*To do*. Write the records out again, keeping each line exactly as it is.

(Collection entries)
-------------------------
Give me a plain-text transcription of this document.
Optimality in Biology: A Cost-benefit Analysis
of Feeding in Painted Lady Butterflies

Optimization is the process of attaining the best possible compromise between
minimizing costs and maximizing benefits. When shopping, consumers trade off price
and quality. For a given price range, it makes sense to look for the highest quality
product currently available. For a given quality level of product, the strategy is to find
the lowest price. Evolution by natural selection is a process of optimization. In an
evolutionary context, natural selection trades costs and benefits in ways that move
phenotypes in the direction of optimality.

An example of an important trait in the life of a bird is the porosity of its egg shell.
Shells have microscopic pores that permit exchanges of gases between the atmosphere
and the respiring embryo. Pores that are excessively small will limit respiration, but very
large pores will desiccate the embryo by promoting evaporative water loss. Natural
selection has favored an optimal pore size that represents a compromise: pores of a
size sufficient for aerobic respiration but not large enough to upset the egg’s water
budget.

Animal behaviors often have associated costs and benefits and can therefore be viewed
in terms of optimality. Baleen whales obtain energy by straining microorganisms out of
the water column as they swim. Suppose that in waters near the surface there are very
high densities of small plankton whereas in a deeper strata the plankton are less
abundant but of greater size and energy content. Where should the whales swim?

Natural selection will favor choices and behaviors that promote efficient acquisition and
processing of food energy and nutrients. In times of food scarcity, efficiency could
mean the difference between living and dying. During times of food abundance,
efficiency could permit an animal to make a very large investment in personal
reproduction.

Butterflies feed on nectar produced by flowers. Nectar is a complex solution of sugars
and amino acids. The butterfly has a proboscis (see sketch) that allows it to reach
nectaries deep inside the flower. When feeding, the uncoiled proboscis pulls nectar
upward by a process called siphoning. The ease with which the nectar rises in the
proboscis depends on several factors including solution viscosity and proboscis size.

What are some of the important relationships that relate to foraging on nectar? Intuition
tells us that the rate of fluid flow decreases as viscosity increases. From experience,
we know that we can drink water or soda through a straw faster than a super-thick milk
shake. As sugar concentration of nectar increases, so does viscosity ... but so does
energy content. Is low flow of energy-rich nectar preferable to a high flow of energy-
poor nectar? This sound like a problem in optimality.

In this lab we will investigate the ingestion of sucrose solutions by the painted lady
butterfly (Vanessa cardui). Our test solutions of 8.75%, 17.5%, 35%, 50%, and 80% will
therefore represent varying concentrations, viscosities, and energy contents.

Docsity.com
-------------------------
*Result of this exercise*.
Give me a plain-text transcription of this document.
Optimality in Biology: A Cost-benefit Analysis
of Feeding in Painted Lady Butterflies

Optimization is the process of attaining the best possible compromise between
minimizing costs and maximizing benefits. When shopping, consumers trade off price
and quality. For a given price range, it makes sense to look for the highest quality
product currently available. For a given quality level of product, the strategy is to find
the lowest price. Evolution by natural selection is a process of optimization. In an
evolutionary context, natural selection trades costs and benefits in ways that move
phenotypes in the direction of optimality.

An example of an important trait in the life of a bird is the porosity of its egg shell.
Shells have microscopic pores that permit exchanges of gases between the atmosphere
and the respiring embryo. Pores that are excessively small will limit respiration, but very
large pores will desiccate the embryo by promoting evaporative water loss. Natural
selection has favored an optimal pore size that represents a compromise: pores of a
size sufficient for aerobic respiration but not large enough to upset the egg’s water
budget.

Animal behaviors often have associated costs and benefits and can therefore be viewed
in terms of optimality. Baleen whales obtain energy by straining microorganisms out of
the water column as they swim. Suppose that in waters near the surface there are very
high densities of small plankton whereas in a deeper strata the plankton are less
abundant but of greater size and energy content. Where should the whales swim?

Natural selection will favor choices and behaviors that promote efficient acquisition and
processing of food energy and nutrients. In times of food scarcity, efficiency could
mean the difference between living and dying. During times of food abundance,
efficiency could permit an animal to make a very large investment in personal
reproduction.

Butterflies feed on nectar produced by flowers. Nectar is a complex solution of sugars
and amino acids. The butterfly has a proboscis (see sketch) that allows it to reach
nectaries deep inside the flower. When feeding, the uncoiled proboscis pulls nectar
upward by a process called siphoning. The ease with which the nectar rises in the
proboscis depends on several factors including solution viscosity and proboscis size.

What are some of the important relationships that relate to foraging on nectar? Intuition
tells us that the rate of fluid flow decreases as viscosity increases. From experience,
we know that we can drink water or soda through a straw faster than a super-thick milk
shake. As sugar concentration of nectar increases, so does viscosity ... but so does
energy content. Is low flow of energy-rich nectar preferable to a high flow of energy-
poor nectar? This sound like a problem in optimality.

In this lab we will investigate the ingestion of sucrose solutions by the painted lady
butterfly (Vanessa cardui). Our test solutions of 8.75%, 17.5%, 35%, 50%, and 80% will
therefore represent varying concentrations, viscosities, and energy contents.

Docsity.com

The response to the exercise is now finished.